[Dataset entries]
——

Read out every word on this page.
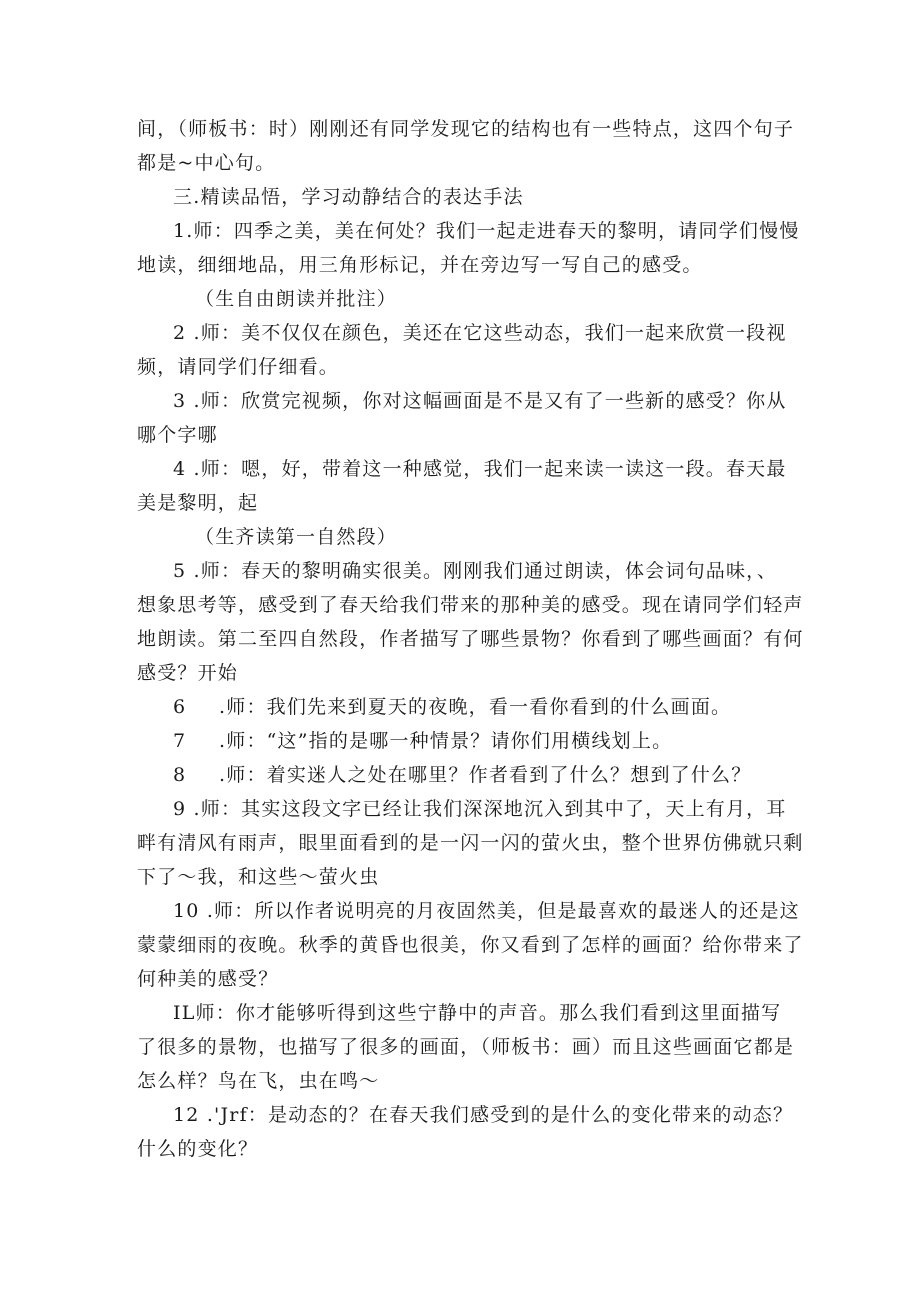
间，（师板书：时）刚刚还有同学发现它的结构也有一些特点，这四个句子
都是~中心句。
三.精读品悟，学习动静结合的表达手法
1.师：四季之美，美在何处？我们一起走进春天的黎明，请同学们慢慢
地读，细细地品，用三角形标记，并在旁边写一写自己的感受。
（生自由朗读并批注）
2 .师：美不仅仅在颜色，美还在它这些动态，我们一起来欣赏一段视
频，请同学们仔细看。
3 .师：欣赏完视频，你对这幅画面是不是又有了一些新的感受？你从
哪个字哪
4 .师：嗯，好，带着这一种感觉，我们一起来读一读这一段。春天最
美是黎明，起
（生齐读第一自然段）
5 .师：春天的黎明确实很美。刚刚我们通过朗读，体会词句品味，、
想象思考等，感受到了春天给我们带来的那种美的感受。现在请同学们轻声
地朗读。第二至四自然段，作者描写了哪些景物？你看到了哪些画面？有何
感受？开始
6 .师：我们先来到夏天的夜晚，看一看你看到的什么画面。
7 .师：“这”指的是哪一种情景？请你们用横线划上。
8 .师：着实迷人之处在哪里？作者看到了什么？想到了什么？
9 .师：其实这段文字已经让我们深深地沉入到其中了，天上有月，耳
畔有清风有雨声，眼里面看到的是一闪一闪的萤火虫，整个世界仿佛就只剩
下了〜我，和这些〜萤火虫
10 .师：所以作者说明亮的月夜固然美，但是最喜欢的最迷人的还是这
蒙蒙细雨的夜晚。秋季的黄昏也很美，你又看到了怎样的画面？给你带来了
何种美的感受？
IL师：你才能够听得到这些宁静中的声音。那么我们看到这里面描写
了很多的景物，也描写了很多的画面，（师板书：画）而且这些画面它都是
怎么样？鸟在飞，虫在鸣〜
12 .'Jrf：是动态的？在春天我们感受到的是什么的变化带来的动态？
什么的变化？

——

### [Problem]
Reproduce the records, all of them, word for word; omit the pictures.

### [Solution for this problem]
Read out every word on this page.
间，（师板书：时）刚刚还有同学发现它的结构也有一些特点，这四个句子
都是~中心句。
三.精读品悟，学习动静结合的表达手法
1.师：四季之美，美在何处？我们一起走进春天的黎明，请同学们慢慢
地读，细细地品，用三角形标记，并在旁边写一写自己的感受。
（生自由朗读并批注）
2 .师：美不仅仅在颜色，美还在它这些动态，我们一起来欣赏一段视
频，请同学们仔细看。
3 .师：欣赏完视频，你对这幅画面是不是又有了一些新的感受？你从
哪个字哪
4 .师：嗯，好，带着这一种感觉，我们一起来读一读这一段。春天最
美是黎明，起
（生齐读第一自然段）
5 .师：春天的黎明确实很美。刚刚我们通过朗读，体会词句品味，、
想象思考等，感受到了春天给我们带来的那种美的感受。现在请同学们轻声
地朗读。第二至四自然段，作者描写了哪些景物？你看到了哪些画面？有何
感受？开始
6 .师：我们先来到夏天的夜晚，看一看你看到的什么画面。
7 .师：“这”指的是哪一种情景？请你们用横线划上。
8 .师：着实迷人之处在哪里？作者看到了什么？想到了什么？
9 .师：其实这段文字已经让我们深深地沉入到其中了，天上有月，耳
畔有清风有雨声，眼里面看到的是一闪一闪的萤火虫，整个世界仿佛就只剩
下了〜我，和这些〜萤火虫
10 .师：所以作者说明亮的月夜固然美，但是最喜欢的最迷人的还是这
蒙蒙细雨的夜晚。秋季的黄昏也很美，你又看到了怎样的画面？给你带来了
何种美的感受？
IL师：你才能够听得到这些宁静中的声音。那么我们看到这里面描写
了很多的景物，也描写了很多的画面，（师板书：画）而且这些画面它都是
怎么样？鸟在飞，虫在鸣〜
12 .'Jrf：是动态的？在春天我们感受到的是什么的变化带来的动态？
什么的变化？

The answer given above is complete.